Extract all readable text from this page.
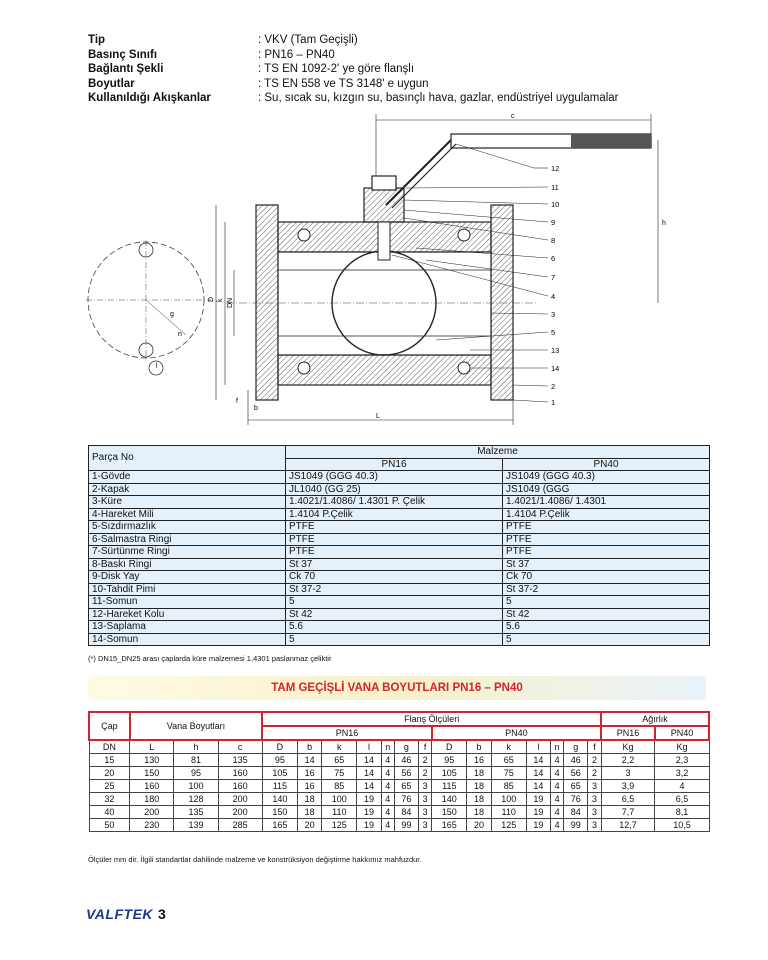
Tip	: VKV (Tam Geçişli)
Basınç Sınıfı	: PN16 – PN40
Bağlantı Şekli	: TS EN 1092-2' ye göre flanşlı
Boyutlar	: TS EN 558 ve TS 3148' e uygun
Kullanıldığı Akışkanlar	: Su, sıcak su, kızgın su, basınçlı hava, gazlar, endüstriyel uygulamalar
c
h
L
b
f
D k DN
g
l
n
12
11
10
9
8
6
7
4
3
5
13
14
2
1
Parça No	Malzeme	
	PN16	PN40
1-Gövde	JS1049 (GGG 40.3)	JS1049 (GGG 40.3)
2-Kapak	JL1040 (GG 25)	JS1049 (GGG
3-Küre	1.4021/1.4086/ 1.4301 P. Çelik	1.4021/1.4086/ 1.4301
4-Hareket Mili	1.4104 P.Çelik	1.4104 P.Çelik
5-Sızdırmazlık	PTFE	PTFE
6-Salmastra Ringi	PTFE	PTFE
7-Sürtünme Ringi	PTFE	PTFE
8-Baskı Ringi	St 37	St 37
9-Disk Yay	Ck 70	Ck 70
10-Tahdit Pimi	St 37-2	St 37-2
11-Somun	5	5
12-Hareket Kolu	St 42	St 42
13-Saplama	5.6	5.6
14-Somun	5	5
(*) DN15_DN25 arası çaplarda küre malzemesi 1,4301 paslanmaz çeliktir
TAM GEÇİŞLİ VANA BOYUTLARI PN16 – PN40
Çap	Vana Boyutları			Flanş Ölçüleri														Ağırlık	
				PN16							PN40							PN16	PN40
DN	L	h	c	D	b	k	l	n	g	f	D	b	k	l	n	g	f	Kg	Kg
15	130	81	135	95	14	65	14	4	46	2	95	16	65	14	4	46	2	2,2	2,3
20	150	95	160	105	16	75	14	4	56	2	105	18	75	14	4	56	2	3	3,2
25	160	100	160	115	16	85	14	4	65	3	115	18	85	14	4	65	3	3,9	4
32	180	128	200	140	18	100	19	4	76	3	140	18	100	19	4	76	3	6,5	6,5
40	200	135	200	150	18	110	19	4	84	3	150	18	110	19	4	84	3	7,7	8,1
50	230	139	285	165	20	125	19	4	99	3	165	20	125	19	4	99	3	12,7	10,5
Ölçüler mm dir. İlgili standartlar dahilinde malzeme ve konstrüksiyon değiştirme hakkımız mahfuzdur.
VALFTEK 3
--
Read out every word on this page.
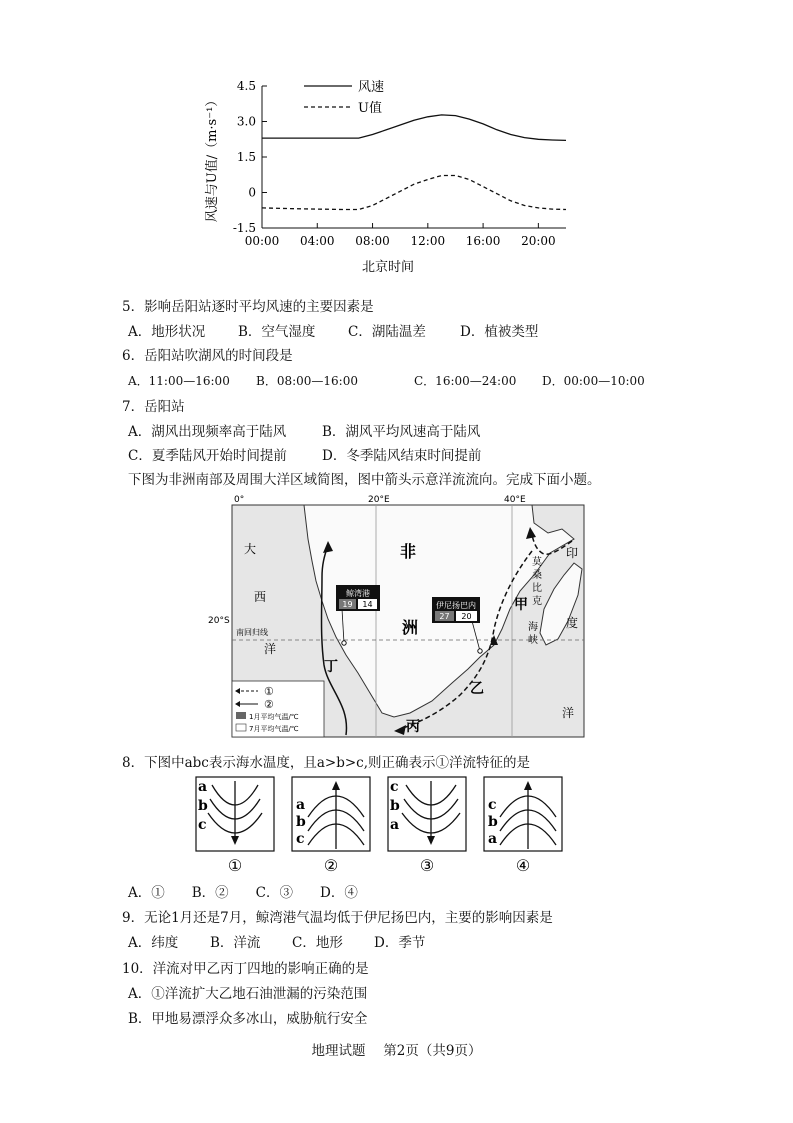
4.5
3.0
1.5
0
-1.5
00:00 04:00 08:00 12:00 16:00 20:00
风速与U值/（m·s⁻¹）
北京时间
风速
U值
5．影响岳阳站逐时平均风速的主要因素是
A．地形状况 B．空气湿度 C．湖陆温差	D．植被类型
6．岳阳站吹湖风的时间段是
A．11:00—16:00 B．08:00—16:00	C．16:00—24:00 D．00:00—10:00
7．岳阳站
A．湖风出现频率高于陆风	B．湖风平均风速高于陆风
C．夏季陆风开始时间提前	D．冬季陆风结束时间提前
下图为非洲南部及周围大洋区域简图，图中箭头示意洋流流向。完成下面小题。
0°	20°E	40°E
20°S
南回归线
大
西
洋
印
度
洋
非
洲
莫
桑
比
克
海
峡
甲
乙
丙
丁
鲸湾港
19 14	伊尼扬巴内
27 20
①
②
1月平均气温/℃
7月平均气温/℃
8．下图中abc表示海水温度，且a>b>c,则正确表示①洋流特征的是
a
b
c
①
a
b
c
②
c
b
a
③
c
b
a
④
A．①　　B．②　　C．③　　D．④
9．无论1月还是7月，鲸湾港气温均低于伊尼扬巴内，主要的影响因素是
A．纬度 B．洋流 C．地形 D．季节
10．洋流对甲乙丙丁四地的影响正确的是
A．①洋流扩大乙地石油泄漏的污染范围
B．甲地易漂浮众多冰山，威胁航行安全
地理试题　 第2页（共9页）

### Work required
Filter the records above for "Hareket" and copy every matching line.

### Exercise output
4-Hareket Mili	1.4104 P.Çelik	1.4104 P.Çelik
12-Hareket Kolu	St 42	St 42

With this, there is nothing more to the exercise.